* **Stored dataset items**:
>> start

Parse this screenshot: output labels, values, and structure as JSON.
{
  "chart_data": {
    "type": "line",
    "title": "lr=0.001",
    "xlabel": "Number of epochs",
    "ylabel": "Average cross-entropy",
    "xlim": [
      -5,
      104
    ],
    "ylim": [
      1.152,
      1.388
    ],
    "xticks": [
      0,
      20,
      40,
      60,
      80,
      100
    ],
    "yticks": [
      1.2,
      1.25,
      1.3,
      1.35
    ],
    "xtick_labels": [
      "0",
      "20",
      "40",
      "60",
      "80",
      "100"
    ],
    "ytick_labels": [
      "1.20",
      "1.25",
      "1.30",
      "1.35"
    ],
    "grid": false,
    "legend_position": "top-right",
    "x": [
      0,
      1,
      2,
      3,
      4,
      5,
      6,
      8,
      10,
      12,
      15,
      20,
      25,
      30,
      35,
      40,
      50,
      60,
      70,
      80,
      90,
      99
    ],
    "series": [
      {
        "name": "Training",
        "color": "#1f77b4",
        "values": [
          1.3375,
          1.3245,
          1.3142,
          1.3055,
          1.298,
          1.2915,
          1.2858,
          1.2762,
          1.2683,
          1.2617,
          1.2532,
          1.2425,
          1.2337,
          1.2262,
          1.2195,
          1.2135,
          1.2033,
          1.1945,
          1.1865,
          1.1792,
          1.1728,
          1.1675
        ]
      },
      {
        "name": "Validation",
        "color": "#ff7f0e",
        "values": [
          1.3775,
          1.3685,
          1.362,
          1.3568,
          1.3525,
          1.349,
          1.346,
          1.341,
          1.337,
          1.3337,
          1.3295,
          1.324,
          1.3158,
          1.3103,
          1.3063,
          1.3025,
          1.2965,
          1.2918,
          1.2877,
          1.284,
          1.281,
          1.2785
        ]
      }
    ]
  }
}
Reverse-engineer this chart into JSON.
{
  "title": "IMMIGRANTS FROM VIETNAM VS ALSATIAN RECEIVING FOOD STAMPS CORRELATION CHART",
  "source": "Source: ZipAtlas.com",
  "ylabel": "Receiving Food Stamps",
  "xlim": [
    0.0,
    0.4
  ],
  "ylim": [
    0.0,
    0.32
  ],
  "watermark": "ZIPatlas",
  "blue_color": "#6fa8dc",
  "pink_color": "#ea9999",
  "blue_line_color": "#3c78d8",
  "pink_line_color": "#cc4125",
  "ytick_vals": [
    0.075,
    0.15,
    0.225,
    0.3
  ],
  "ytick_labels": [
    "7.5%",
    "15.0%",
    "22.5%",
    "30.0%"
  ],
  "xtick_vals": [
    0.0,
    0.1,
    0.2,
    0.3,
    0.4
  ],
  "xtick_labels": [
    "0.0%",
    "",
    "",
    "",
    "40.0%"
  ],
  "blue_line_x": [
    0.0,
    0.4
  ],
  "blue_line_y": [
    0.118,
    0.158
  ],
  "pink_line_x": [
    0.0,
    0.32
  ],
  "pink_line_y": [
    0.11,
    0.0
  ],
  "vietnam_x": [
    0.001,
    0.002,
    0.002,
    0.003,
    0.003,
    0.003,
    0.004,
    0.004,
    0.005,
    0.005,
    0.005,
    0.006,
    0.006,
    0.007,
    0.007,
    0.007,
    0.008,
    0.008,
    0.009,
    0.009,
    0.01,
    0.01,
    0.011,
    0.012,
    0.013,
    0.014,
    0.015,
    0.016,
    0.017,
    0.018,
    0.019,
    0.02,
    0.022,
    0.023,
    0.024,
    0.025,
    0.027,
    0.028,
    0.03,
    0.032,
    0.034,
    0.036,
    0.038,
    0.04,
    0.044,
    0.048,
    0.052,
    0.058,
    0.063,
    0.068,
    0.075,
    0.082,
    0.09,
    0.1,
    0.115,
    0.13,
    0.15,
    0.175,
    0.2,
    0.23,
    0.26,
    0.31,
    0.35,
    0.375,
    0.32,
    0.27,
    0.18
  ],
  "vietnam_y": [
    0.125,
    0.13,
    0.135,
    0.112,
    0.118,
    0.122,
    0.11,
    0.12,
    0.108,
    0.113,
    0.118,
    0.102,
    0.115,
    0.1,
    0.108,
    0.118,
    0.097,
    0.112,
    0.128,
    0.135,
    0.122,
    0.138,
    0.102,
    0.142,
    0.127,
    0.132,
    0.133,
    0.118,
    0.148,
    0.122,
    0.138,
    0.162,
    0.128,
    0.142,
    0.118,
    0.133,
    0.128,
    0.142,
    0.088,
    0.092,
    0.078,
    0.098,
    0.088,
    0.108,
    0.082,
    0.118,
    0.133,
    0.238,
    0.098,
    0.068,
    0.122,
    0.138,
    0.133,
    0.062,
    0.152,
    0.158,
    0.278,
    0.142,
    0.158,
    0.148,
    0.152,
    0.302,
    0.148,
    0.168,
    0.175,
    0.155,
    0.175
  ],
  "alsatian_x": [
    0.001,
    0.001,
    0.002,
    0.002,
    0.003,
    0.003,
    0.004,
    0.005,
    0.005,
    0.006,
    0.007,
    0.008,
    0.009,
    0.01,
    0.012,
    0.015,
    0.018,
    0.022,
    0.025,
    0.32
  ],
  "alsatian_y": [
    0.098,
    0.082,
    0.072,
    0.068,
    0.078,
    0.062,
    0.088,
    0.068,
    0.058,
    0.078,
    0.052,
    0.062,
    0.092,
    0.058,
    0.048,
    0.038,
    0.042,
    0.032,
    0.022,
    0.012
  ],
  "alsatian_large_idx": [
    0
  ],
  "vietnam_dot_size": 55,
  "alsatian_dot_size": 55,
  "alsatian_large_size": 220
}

>> end

* **Problem description**:
Quote the listing in full, please, keeping every line exact.

* **Response to this task**:
Parse this screenshot: output labels, values, and structure as JSON.
{
  "chart_data": {
    "type": "line",
    "title": "lr=0.001",
    "xlabel": "Number of epochs",
    "ylabel": "Average cross-entropy",
    "xlim": [
      -5,
      104
    ],
    "ylim": [
      1.152,
      1.388
    ],
    "xticks": [
      0,
      20,
      40,
      60,
      80,
      100
    ],
    "yticks": [
      1.2,
      1.25,
      1.3,
      1.35
    ],
    "xtick_labels": [
      "0",
      "20",
      "40",
      "60",
      "80",
      "100"
    ],
    "ytick_labels": [
      "1.20",
      "1.25",
      "1.30",
      "1.35"
    ],
    "grid": false,
    "legend_position": "top-right",
    "x": [
      0,
      1,
      2,
      3,
      4,
      5,
      6,
      8,
      10,
      12,
      15,
      20,
      25,
      30,
      35,
      40,
      50,
      60,
      70,
      80,
      90,
      99
    ],
    "series": [
      {
        "name": "Training",
        "color": "#1f77b4",
        "values": [
          1.3375,
          1.3245,
          1.3142,
          1.3055,
          1.298,
          1.2915,
          1.2858,
          1.2762,
          1.2683,
          1.2617,
          1.2532,
          1.2425,
          1.2337,
          1.2262,
          1.2195,
          1.2135,
          1.2033,
          1.1945,
          1.1865,
          1.1792,
          1.1728,
          1.1675
        ]
      },
      {
        "name": "Validation",
        "color": "#ff7f0e",
        "values": [
          1.3775,
          1.3685,
          1.362,
          1.3568,
          1.3525,
          1.349,
          1.346,
          1.341,
          1.337,
          1.3337,
          1.3295,
          1.324,
          1.3158,
          1.3103,
          1.3063,
          1.3025,
          1.2965,
          1.2918,
          1.2877,
          1.284,
          1.281,
          1.2785
        ]
      }
    ]
  }
}
Reverse-engineer this chart into JSON.
{
  "title": "IMMIGRANTS FROM VIETNAM VS ALSATIAN RECEIVING FOOD STAMPS CORRELATION CHART",
  "source": "Source: ZipAtlas.com",
  "ylabel": "Receiving Food Stamps",
  "xlim": [
    0.0,
    0.4
  ],
  "ylim": [
    0.0,
    0.32
  ],
  "watermark": "ZIPatlas",
  "blue_color": "#6fa8dc",
  "pink_color": "#ea9999",
  "blue_line_color": "#3c78d8",
  "pink_line_color": "#cc4125",
  "ytick_vals": [
    0.075,
    0.15,
    0.225,
    0.3
  ],
  "ytick_labels": [
    "7.5%",
    "15.0%",
    "22.5%",
    "30.0%"
  ],
  "xtick_vals": [
    0.0,
    0.1,
    0.2,
    0.3,
    0.4
  ],
  "xtick_labels": [
    "0.0%",
    "",
    "",
    "",
    "40.0%"
  ],
  "blue_line_x": [
    0.0,
    0.4
  ],
  "blue_line_y": [
    0.118,
    0.158
  ],
  "pink_line_x": [
    0.0,
    0.32
  ],
  "pink_line_y": [
    0.11,
    0.0
  ],
  "vietnam_x": [
    0.001,
    0.002,
    0.002,
    0.003,
    0.003,
    0.003,
    0.004,
    0.004,
    0.005,
    0.005,
    0.005,
    0.006,
    0.006,
    0.007,
    0.007,
    0.007,
    0.008,
    0.008,
    0.009,
    0.009,
    0.01,
    0.01,
    0.011,
    0.012,
    0.013,
    0.014,
    0.015,
    0.016,
    0.017,
    0.018,
    0.019,
    0.02,
    0.022,
    0.023,
    0.024,
    0.025,
    0.027,
    0.028,
    0.03,
    0.032,
    0.034,
    0.036,
    0.038,
    0.04,
    0.044,
    0.048,
    0.052,
    0.058,
    0.063,
    0.068,
    0.075,
    0.082,
    0.09,
    0.1,
    0.115,
    0.13,
    0.15,
    0.175,
    0.2,
    0.23,
    0.26,
    0.31,
    0.35,
    0.375,
    0.32,
    0.27,
    0.18
  ],
  "vietnam_y": [
    0.125,
    0.13,
    0.135,
    0.112,
    0.118,
    0.122,
    0.11,
    0.12,
    0.108,
    0.113,
    0.118,
    0.102,
    0.115,
    0.1,
    0.108,
    0.118,
    0.097,
    0.112,
    0.128,
    0.135,
    0.122,
    0.138,
    0.102,
    0.142,
    0.127,
    0.132,
    0.133,
    0.118,
    0.148,
    0.122,
    0.138,
    0.162,
    0.128,
    0.142,
    0.118,
    0.133,
    0.128,
    0.142,
    0.088,
    0.092,
    0.078,
    0.098,
    0.088,
    0.108,
    0.082,
    0.118,
    0.133,
    0.238,
    0.098,
    0.068,
    0.122,
    0.138,
    0.133,
    0.062,
    0.152,
    0.158,
    0.278,
    0.142,
    0.158,
    0.148,
    0.152,
    0.302,
    0.148,
    0.168,
    0.175,
    0.155,
    0.175
  ],
  "alsatian_x": [
    0.001,
    0.001,
    0.002,
    0.002,
    0.003,
    0.003,
    0.004,
    0.005,
    0.005,
    0.006,
    0.007,
    0.008,
    0.009,
    0.01,
    0.012,
    0.015,
    0.018,
    0.022,
    0.025,
    0.32
  ],
  "alsatian_y": [
    0.098,
    0.082,
    0.072,
    0.068,
    0.078,
    0.062,
    0.088,
    0.068,
    0.058,
    0.078,
    0.052,
    0.062,
    0.092,
    0.058,
    0.048,
    0.038,
    0.042,
    0.032,
    0.022,
    0.012
  ],
  "alsatian_large_idx": [
    0
  ],
  "vietnam_dot_size": 55,
  "alsatian_dot_size": 55,
  "alsatian_large_size": 220
}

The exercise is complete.